* WORK TO BE COMPLETED: Below is some material; set it all down exactly, apart from the pictures.

* EXCERPTED DATA:
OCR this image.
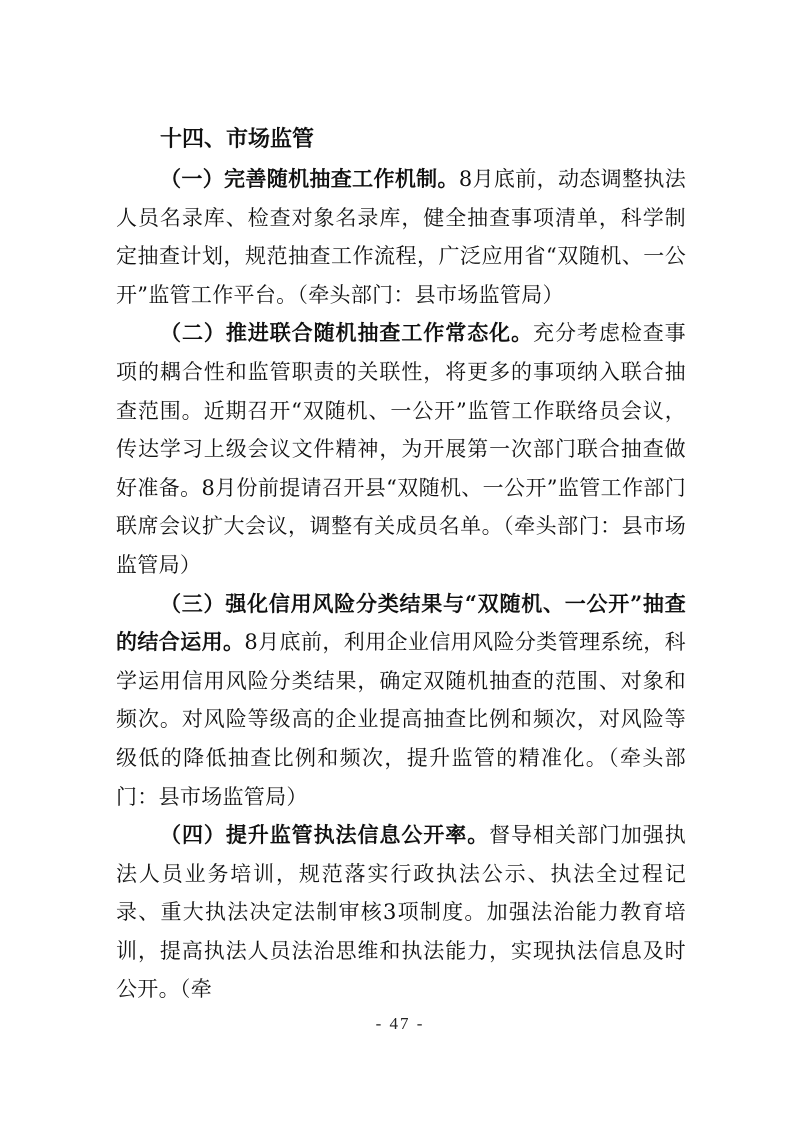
十四、市场监管

（一）完善随机抽查工作机制。8月底前，动态调整执法人员名录库、检查对象名录库，健全抽查事项清单，科学制定抽查计划，规范抽查工作流程，广泛应用省“双随机、一公开”监管工作平台。（牵头部门：县市场监管局）

（二）推进联合随机抽查工作常态化。充分考虑检查事项的耦合性和监管职责的关联性，将更多的事项纳入联合抽查范围。近期召开“双随机、一公开”监管工作联络员会议，传达学习上级会议文件精神，为开展第一次部门联合抽查做好准备。8月份前提请召开县“双随机、一公开”监管工作部门联席会议扩大会议，调整有关成员名单。（牵头部门：县市场监管局）

（三）强化信用风险分类结果与“双随机、一公开”抽查的结合运用。8月底前，利用企业信用风险分类管理系统，科学运用信用风险分类结果，确定双随机抽查的范围、对象和频次。对风险等级高的企业提高抽查比例和频次，对风险等级低的降低抽查比例和频次，提升监管的精准化。（牵头部门：县市场监管局）

（四）提升监管执法信息公开率。督导相关部门加强执法人员业务培训，规范落实行政执法公示、执法全过程记录、重大执法决定法制审核3项制度。加强法治能力教育培训，提高执法人员法治思维和执法能力，实现执法信息及时公开。（牵

- 47 -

* EXERCISE ANSWER:
OCR this image.
十四、市场监管

（一）完善随机抽查工作机制。8月底前，动态调整执法人员名录库、检查对象名录库，健全抽查事项清单，科学制定抽查计划，规范抽查工作流程，广泛应用省“双随机、一公开”监管工作平台。（牵头部门：县市场监管局）

（二）推进联合随机抽查工作常态化。充分考虑检查事项的耦合性和监管职责的关联性，将更多的事项纳入联合抽查范围。近期召开“双随机、一公开”监管工作联络员会议，传达学习上级会议文件精神，为开展第一次部门联合抽查做好准备。8月份前提请召开县“双随机、一公开”监管工作部门联席会议扩大会议，调整有关成员名单。（牵头部门：县市场监管局）

（三）强化信用风险分类结果与“双随机、一公开”抽查的结合运用。8月底前，利用企业信用风险分类管理系统，科学运用信用风险分类结果，确定双随机抽查的范围、对象和频次。对风险等级高的企业提高抽查比例和频次，对风险等级低的降低抽查比例和频次，提升监管的精准化。（牵头部门：县市场监管局）

（四）提升监管执法信息公开率。督导相关部门加强执法人员业务培训，规范落实行政执法公示、执法全过程记录、重大执法决定法制审核3项制度。加强法治能力教育培训，提高执法人员法治思维和执法能力，实现执法信息及时公开。（牵

- 47 -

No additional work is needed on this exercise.